▶ **What is required**
Give the listing again character for character, but drop the images.
* begin Given data *
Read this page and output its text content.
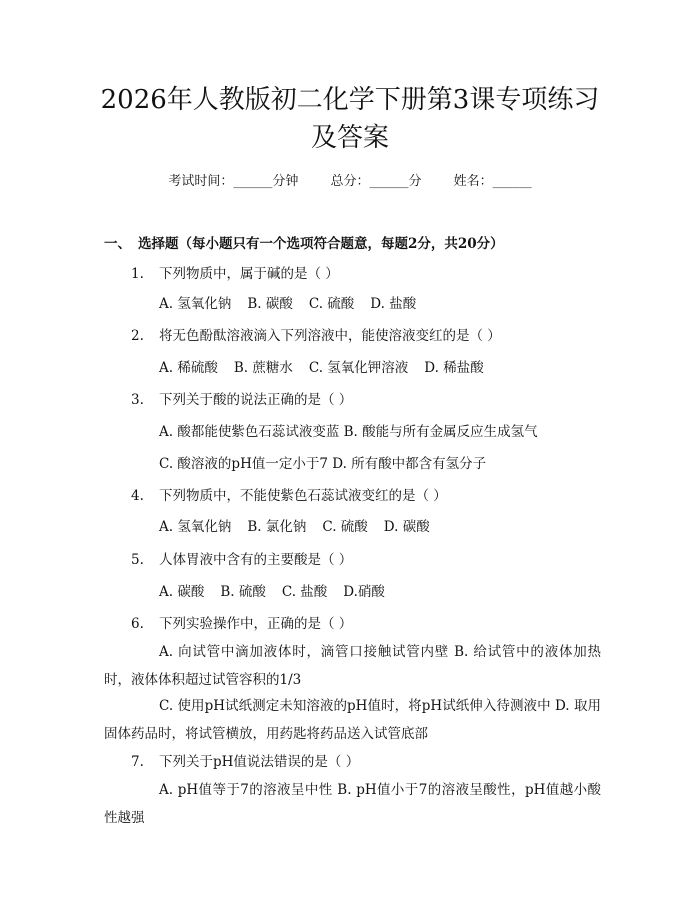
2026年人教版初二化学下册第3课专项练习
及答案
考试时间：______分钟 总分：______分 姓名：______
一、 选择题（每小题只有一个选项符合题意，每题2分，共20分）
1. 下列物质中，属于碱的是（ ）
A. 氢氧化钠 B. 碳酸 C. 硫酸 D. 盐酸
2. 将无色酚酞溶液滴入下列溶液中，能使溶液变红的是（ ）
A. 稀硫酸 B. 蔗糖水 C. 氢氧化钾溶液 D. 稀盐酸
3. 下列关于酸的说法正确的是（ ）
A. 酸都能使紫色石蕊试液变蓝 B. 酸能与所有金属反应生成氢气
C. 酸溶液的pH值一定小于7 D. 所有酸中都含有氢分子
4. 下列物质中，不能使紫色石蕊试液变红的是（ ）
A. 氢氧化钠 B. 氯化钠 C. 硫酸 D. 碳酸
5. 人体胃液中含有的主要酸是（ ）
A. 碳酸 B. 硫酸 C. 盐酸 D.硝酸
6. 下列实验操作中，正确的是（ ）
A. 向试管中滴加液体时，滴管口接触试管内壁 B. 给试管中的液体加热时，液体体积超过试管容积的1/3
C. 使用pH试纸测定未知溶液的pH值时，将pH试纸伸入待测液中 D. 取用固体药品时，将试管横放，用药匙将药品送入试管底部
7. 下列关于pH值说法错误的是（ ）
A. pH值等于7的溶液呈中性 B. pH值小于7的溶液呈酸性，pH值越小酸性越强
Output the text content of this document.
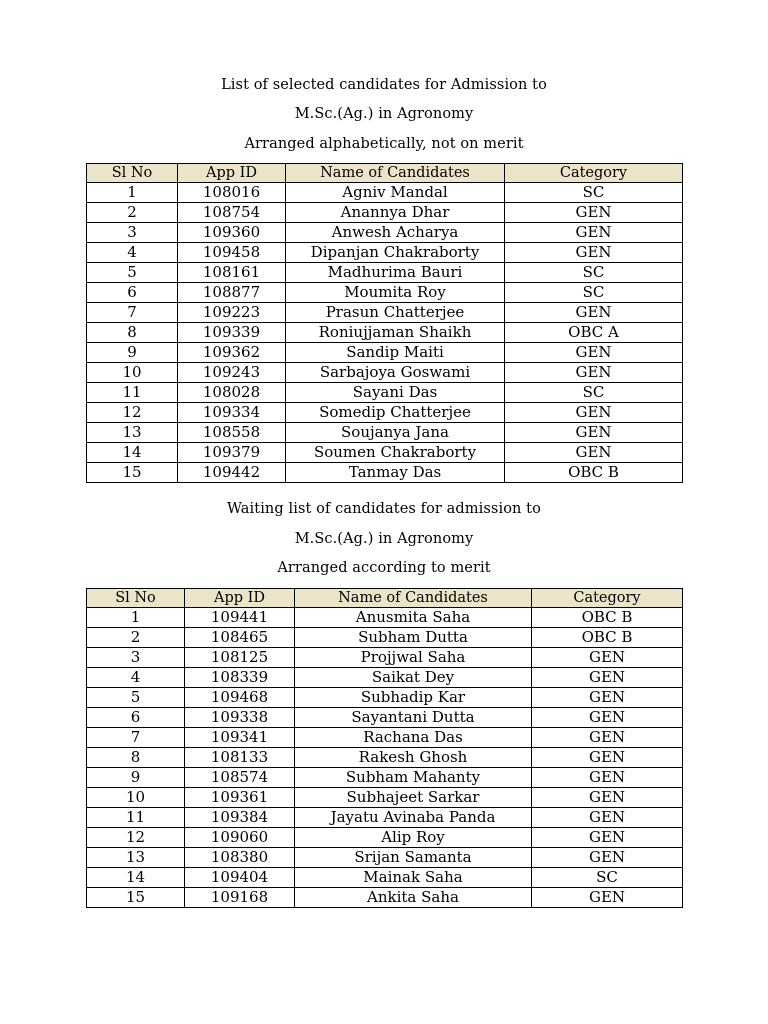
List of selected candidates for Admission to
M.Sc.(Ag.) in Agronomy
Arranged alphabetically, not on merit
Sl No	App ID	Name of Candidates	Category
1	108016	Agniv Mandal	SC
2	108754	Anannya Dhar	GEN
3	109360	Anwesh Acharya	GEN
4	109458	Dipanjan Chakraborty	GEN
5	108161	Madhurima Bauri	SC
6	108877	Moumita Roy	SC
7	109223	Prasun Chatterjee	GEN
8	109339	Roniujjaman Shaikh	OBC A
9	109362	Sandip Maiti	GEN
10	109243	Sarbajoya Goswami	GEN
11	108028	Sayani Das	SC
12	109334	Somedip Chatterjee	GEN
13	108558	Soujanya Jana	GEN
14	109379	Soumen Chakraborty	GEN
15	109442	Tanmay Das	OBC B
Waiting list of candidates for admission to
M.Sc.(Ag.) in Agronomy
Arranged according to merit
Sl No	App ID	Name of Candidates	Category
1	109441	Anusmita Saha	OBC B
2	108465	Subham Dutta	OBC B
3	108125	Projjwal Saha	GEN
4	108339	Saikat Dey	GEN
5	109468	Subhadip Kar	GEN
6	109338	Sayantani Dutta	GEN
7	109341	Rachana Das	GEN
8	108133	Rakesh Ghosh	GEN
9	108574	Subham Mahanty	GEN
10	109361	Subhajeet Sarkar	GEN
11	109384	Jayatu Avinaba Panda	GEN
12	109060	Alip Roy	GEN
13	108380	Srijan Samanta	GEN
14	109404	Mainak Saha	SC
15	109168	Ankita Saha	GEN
* end Given data *
▶ **Worked solution**
Read this page and output its text content.
2026年人教版初二化学下册第3课专项练习
及答案
考试时间：______分钟 总分：______分 姓名：______
一、 选择题（每小题只有一个选项符合题意，每题2分，共20分）
1. 下列物质中，属于碱的是（ ）
A. 氢氧化钠 B. 碳酸 C. 硫酸 D. 盐酸
2. 将无色酚酞溶液滴入下列溶液中，能使溶液变红的是（ ）
A. 稀硫酸 B. 蔗糖水 C. 氢氧化钾溶液 D. 稀盐酸
3. 下列关于酸的说法正确的是（ ）
A. 酸都能使紫色石蕊试液变蓝 B. 酸能与所有金属反应生成氢气
C. 酸溶液的pH值一定小于7 D. 所有酸中都含有氢分子
4. 下列物质中，不能使紫色石蕊试液变红的是（ ）
A. 氢氧化钠 B. 氯化钠 C. 硫酸 D. 碳酸
5. 人体胃液中含有的主要酸是（ ）
A. 碳酸 B. 硫酸 C. 盐酸 D.硝酸
6. 下列实验操作中，正确的是（ ）
A. 向试管中滴加液体时，滴管口接触试管内壁 B. 给试管中的液体加热时，液体体积超过试管容积的1/3
C. 使用pH试纸测定未知溶液的pH值时，将pH试纸伸入待测液中 D. 取用固体药品时，将试管横放，用药匙将药品送入试管底部
7. 下列关于pH值说法错误的是（ ）
A. pH值等于7的溶液呈中性 B. pH值小于7的溶液呈酸性，pH值越小酸性越强
Output the text content of this document.
List of selected candidates for Admission to
M.Sc.(Ag.) in Agronomy
Arranged alphabetically, not on merit
Sl No	App ID	Name of Candidates	Category
1	108016	Agniv Mandal	SC
2	108754	Anannya Dhar	GEN
3	109360	Anwesh Acharya	GEN
4	109458	Dipanjan Chakraborty	GEN
5	108161	Madhurima Bauri	SC
6	108877	Moumita Roy	SC
7	109223	Prasun Chatterjee	GEN
8	109339	Roniujjaman Shaikh	OBC A
9	109362	Sandip Maiti	GEN
10	109243	Sarbajoya Goswami	GEN
11	108028	Sayani Das	SC
12	109334	Somedip Chatterjee	GEN
13	108558	Soujanya Jana	GEN
14	109379	Soumen Chakraborty	GEN
15	109442	Tanmay Das	OBC B
Waiting list of candidates for admission to
M.Sc.(Ag.) in Agronomy
Arranged according to merit
Sl No	App ID	Name of Candidates	Category
1	109441	Anusmita Saha	OBC B
2	108465	Subham Dutta	OBC B
3	108125	Projjwal Saha	GEN
4	108339	Saikat Dey	GEN
5	109468	Subhadip Kar	GEN
6	109338	Sayantani Dutta	GEN
7	109341	Rachana Das	GEN
8	108133	Rakesh Ghosh	GEN
9	108574	Subham Mahanty	GEN
10	109361	Subhajeet Sarkar	GEN
11	109384	Jayatu Avinaba Panda	GEN
12	109060	Alip Roy	GEN
13	108380	Srijan Samanta	GEN
14	109404	Mainak Saha	SC
15	109168	Ankita Saha	GEN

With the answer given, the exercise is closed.